======== Dataset records ========

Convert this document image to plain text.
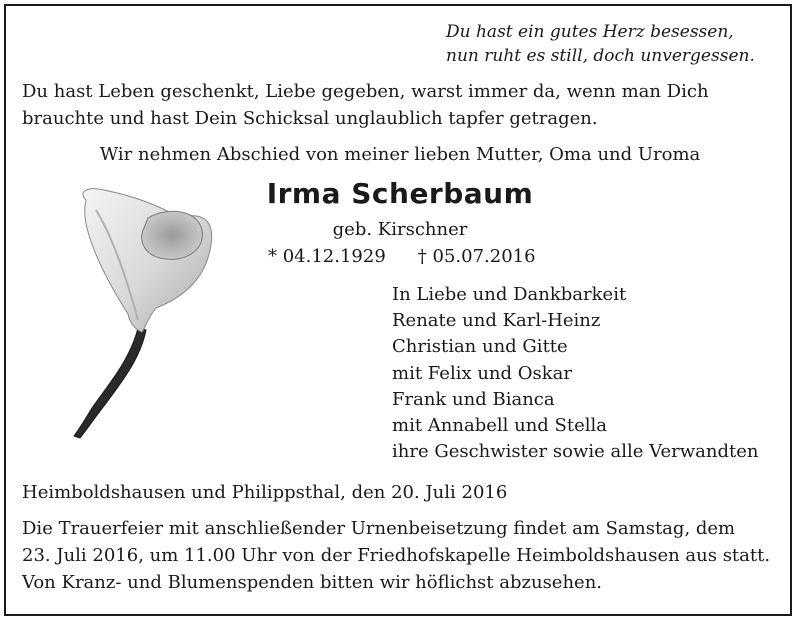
Du hast ein gutes Herz besessen,
nun ruht es still, doch unvergessen.
Du hast Leben geschenkt, Liebe gegeben, warst immer da, wenn man Dich
brauchte und hast Dein Schicksal unglaublich tapfer getragen.
Wir nehmen Abschied von meiner lieben Mutter, Oma und Uroma
Irma Scherbaum
geb. Kirschner
* 04.12.1929 † 05.07.2016
In Liebe und Dankbarkeit
Renate und Karl-Heinz
Christian und Gitte
mit Felix und Oskar
Frank und Bianca
mit Annabell und Stella
ihre Geschwister sowie alle Verwandten
Heimboldshausen und Philippsthal, den 20. Juli 2016
Die Trauerfeier mit anschließender Urnenbeisetzung findet am Samstag, dem
23. Juli 2016, um 11.00 Uhr von der Friedhofskapelle Heimboldshausen aus statt.
Von Kranz- und Blumenspenden bitten wir höflichst abzusehen.
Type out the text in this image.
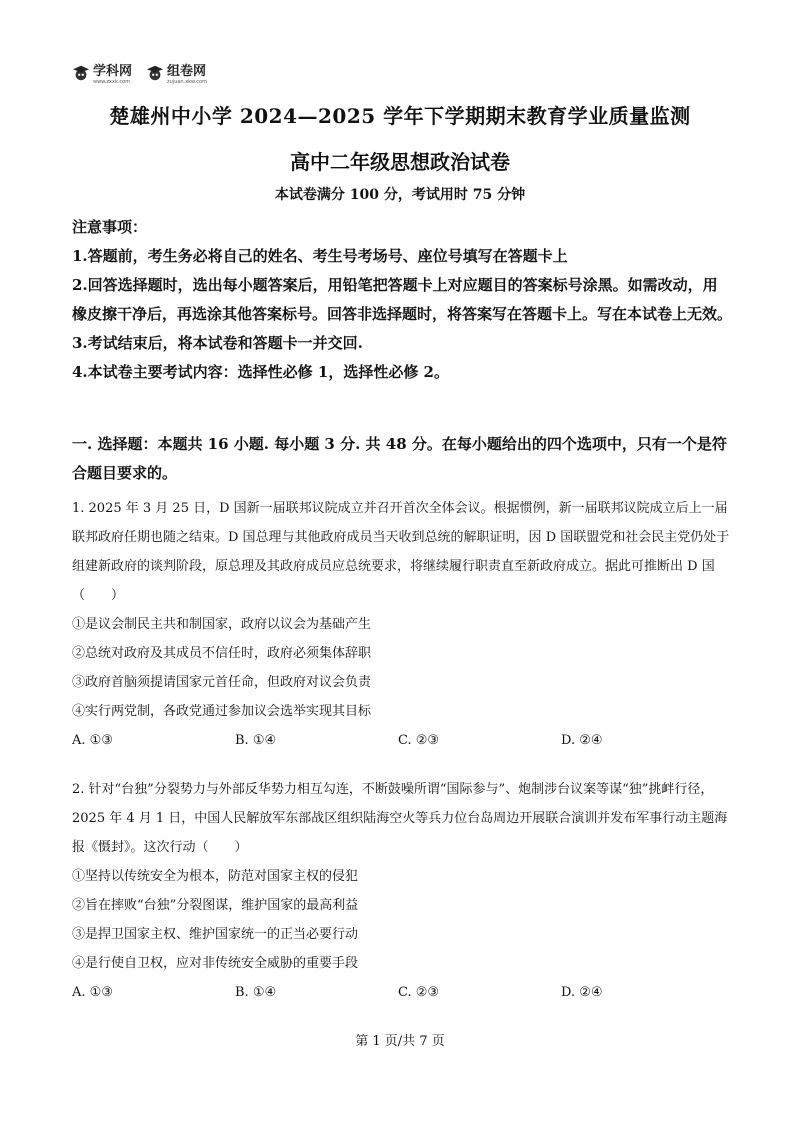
学科网
www.zxxk.com
组卷网
zujuan.xkw.com
楚雄州中小学 2024—2025 学年下学期期末教育学业质量监测
高中二年级思想政治试卷
本试卷满分 100 分，考试用时 75 分钟

注意事项：

1.答题前，考生务必将自己的姓名、考生号考场号、座位号填写在答题卡上

2.回答选择题时，选出每小题答案后，用铅笔把答题卡上对应题目的答案标号涂黑。如需改动，用橡皮擦干净后，再选涂其他答案标号。回答非选择题时，将答案写在答题卡上。写在本试卷上无效。

3.考试结束后，将本试卷和答题卡一并交回.

4.本试卷主要考试内容：选择性必修 1，选择性必修 2。

一. 选择题：本题共 16 小题. 每小题 3 分. 共 48 分。在每小题给出的四个选项中，只有一个是符合题目要求的。

1. 2025 年 3 月 25 日，D 国新一届联邦议院成立并召开首次全体会议。根据惯例，新一届联邦议院成立后上一届联邦政府任期也随之结束。D 国总理与其他政府成员当天收到总统的解职证明，因 D 国联盟党和社会民主党仍处于组建新政府的谈判阶段，原总理及其政府成员应总统要求，将继续履行职责直至新政府成立。据此可推断出 D 国（　　）

①是议会制民主共和制国家，政府以议会为基础产生

②总统对政府及其成员不信任时，政府必须集体辞职

③政府首脑须提请国家元首任命，但政府对议会负责

④实行两党制，各政党通过参加议会选举实现其目标

A. ①③	B. ①④	C. ②③	D. ②④

2. 针对“台独”分裂势力与外部反华势力相互勾连，不断鼓噪所谓“国际参与”、炮制涉台议案等谋“独”挑衅行径，2025 年 4 月 1 日，中国人民解放军东部战区组织陆海空火等兵力位台岛周边开展联合演训并发布军事行动主题海报《慑封》。这次行动（　　）

①坚持以传统安全为根本，防范对国家主权的侵犯

②旨在摔败“台独”分裂图谋，维护国家的最高利益

③是捍卫国家主权、维护国家统一的正当必要行动

④是行使自卫权，应对非传统安全威胁的重要手段

A. ①③	B. ①④	C. ②③	D. ②④
第 1 页/共 7 页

========

To be done:
Show the lines of the records that include the string "image".

Result:
Convert this document image to plain text.
Type out the text in this image.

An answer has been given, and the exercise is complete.